───── EXTRACTED RECORDS

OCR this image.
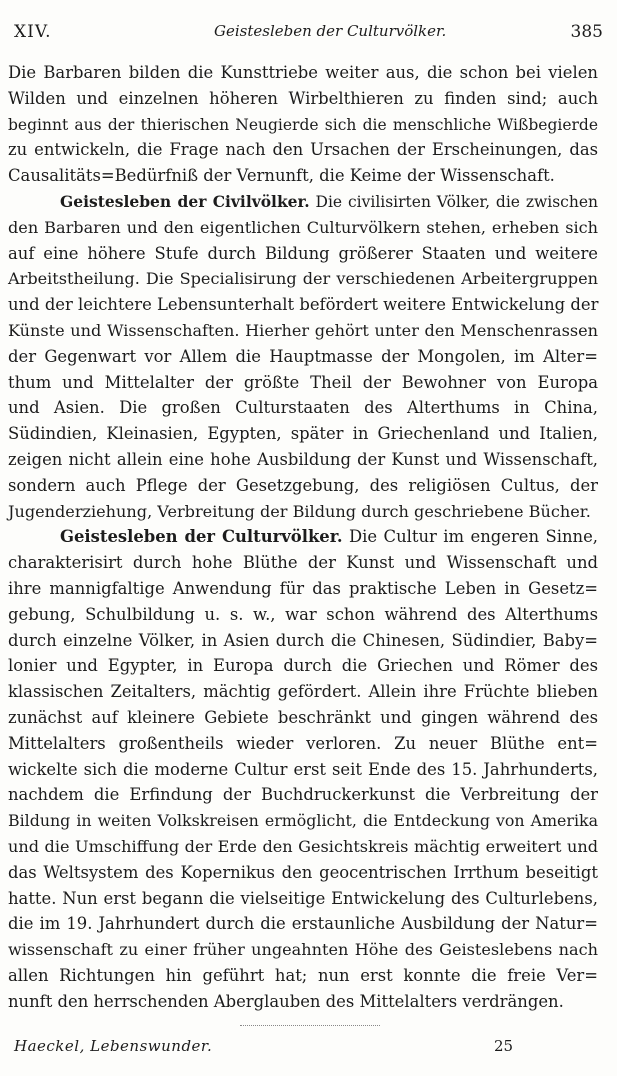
XIV.	Geistesleben der Culturvölker.	385
Die Barbaren bilden die Kunsttriebe weiter aus, die schon bei vielen
Wilden und einzelnen höheren Wirbelthieren zu finden sind; auch
beginnt aus der thierischen Neugierde sich die menschliche Wißbegierde
zu entwickeln, die Frage nach den Ursachen der Erscheinungen, das
Causalitäts=Bedürfniß der Vernunft, die Keime der Wissenschaft.
Geistesleben der Civilvölker. Die civilisirten Völker, die zwischen
den Barbaren und den eigentlichen Culturvölkern stehen, erheben sich
auf eine höhere Stufe durch Bildung größerer Staaten und weitere
Arbeitstheilung. Die Specialisirung der verschiedenen Arbeitergruppen
und der leichtere Lebensunterhalt befördert weitere Entwickelung der
Künste und Wissenschaften. Hierher gehört unter den Menschenrassen
der Gegenwart vor Allem die Hauptmasse der Mongolen, im Alter=
thum und Mittelalter der größte Theil der Bewohner von Europa
und Asien. Die großen Culturstaaten des Alterthums in China,
Südindien, Kleinasien, Egypten, später in Griechenland und Italien,
zeigen nicht allein eine hohe Ausbildung der Kunst und Wissenschaft,
sondern auch Pflege der Gesetzgebung, des religiösen Cultus, der
Jugenderziehung, Verbreitung der Bildung durch geschriebene Bücher.
Geistesleben der Culturvölker. Die Cultur im engeren Sinne,
charakterisirt durch hohe Blüthe der Kunst und Wissenschaft und
ihre mannigfaltige Anwendung für das praktische Leben in Gesetz=
gebung, Schulbildung u. s. w., war schon während des Alterthums
durch einzelne Völker, in Asien durch die Chinesen, Südindier, Baby=
lonier und Egypter, in Europa durch die Griechen und Römer des
klassischen Zeitalters, mächtig gefördert. Allein ihre Früchte blieben
zunächst auf kleinere Gebiete beschränkt und gingen während des
Mittelalters großentheils wieder verloren. Zu neuer Blüthe ent=
wickelte sich die moderne Cultur erst seit Ende des 15. Jahrhunderts,
nachdem die Erfindung der Buchdruckerkunst die Verbreitung der
Bildung in weiten Volkskreisen ermöglicht, die Entdeckung von Amerika
und die Umschiffung der Erde den Gesichtskreis mächtig erweitert und
das Weltsystem des Kopernikus den geocentrischen Irrthum beseitigt
hatte. Nun erst begann die vielseitige Entwickelung des Culturlebens,
die im 19. Jahrhundert durch die erstaunliche Ausbildung der Natur=
wissenschaft zu einer früher ungeahnten Höhe des Geisteslebens nach
allen Richtungen hin geführt hat; nun erst konnte die freie Ver=
nunft den herrschenden Aberglauben des Mittelalters verdrängen.
Haeckel, Lebenswunder.	25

──────────

*WORK TO COMPLETE*.
Please write out all the data again word for word, but not the pictures.

*ANSWER TO THIS PROBLEM*.
OCR this image.
XIV.	Geistesleben der Culturvölker.	385
Die Barbaren bilden die Kunsttriebe weiter aus, die schon bei vielen
Wilden und einzelnen höheren Wirbelthieren zu finden sind; auch
beginnt aus der thierischen Neugierde sich die menschliche Wißbegierde
zu entwickeln, die Frage nach den Ursachen der Erscheinungen, das
Causalitäts=Bedürfniß der Vernunft, die Keime der Wissenschaft.
Geistesleben der Civilvölker. Die civilisirten Völker, die zwischen
den Barbaren und den eigentlichen Culturvölkern stehen, erheben sich
auf eine höhere Stufe durch Bildung größerer Staaten und weitere
Arbeitstheilung. Die Specialisirung der verschiedenen Arbeitergruppen
und der leichtere Lebensunterhalt befördert weitere Entwickelung der
Künste und Wissenschaften. Hierher gehört unter den Menschenrassen
der Gegenwart vor Allem die Hauptmasse der Mongolen, im Alter=
thum und Mittelalter der größte Theil der Bewohner von Europa
und Asien. Die großen Culturstaaten des Alterthums in China,
Südindien, Kleinasien, Egypten, später in Griechenland und Italien,
zeigen nicht allein eine hohe Ausbildung der Kunst und Wissenschaft,
sondern auch Pflege der Gesetzgebung, des religiösen Cultus, der
Jugenderziehung, Verbreitung der Bildung durch geschriebene Bücher.
Geistesleben der Culturvölker. Die Cultur im engeren Sinne,
charakterisirt durch hohe Blüthe der Kunst und Wissenschaft und
ihre mannigfaltige Anwendung für das praktische Leben in Gesetz=
gebung, Schulbildung u. s. w., war schon während des Alterthums
durch einzelne Völker, in Asien durch die Chinesen, Südindier, Baby=
lonier und Egypter, in Europa durch die Griechen und Römer des
klassischen Zeitalters, mächtig gefördert. Allein ihre Früchte blieben
zunächst auf kleinere Gebiete beschränkt und gingen während des
Mittelalters großentheils wieder verloren. Zu neuer Blüthe ent=
wickelte sich die moderne Cultur erst seit Ende des 15. Jahrhunderts,
nachdem die Erfindung der Buchdruckerkunst die Verbreitung der
Bildung in weiten Volkskreisen ermöglicht, die Entdeckung von Amerika
und die Umschiffung der Erde den Gesichtskreis mächtig erweitert und
das Weltsystem des Kopernikus den geocentrischen Irrthum beseitigt
hatte. Nun erst begann die vielseitige Entwickelung des Culturlebens,
die im 19. Jahrhundert durch die erstaunliche Ausbildung der Natur=
wissenschaft zu einer früher ungeahnten Höhe des Geisteslebens nach
allen Richtungen hin geführt hat; nun erst konnte die freie Ver=
nunft den herrschenden Aberglauben des Mittelalters verdrängen.
Haeckel, Lebenswunder.	25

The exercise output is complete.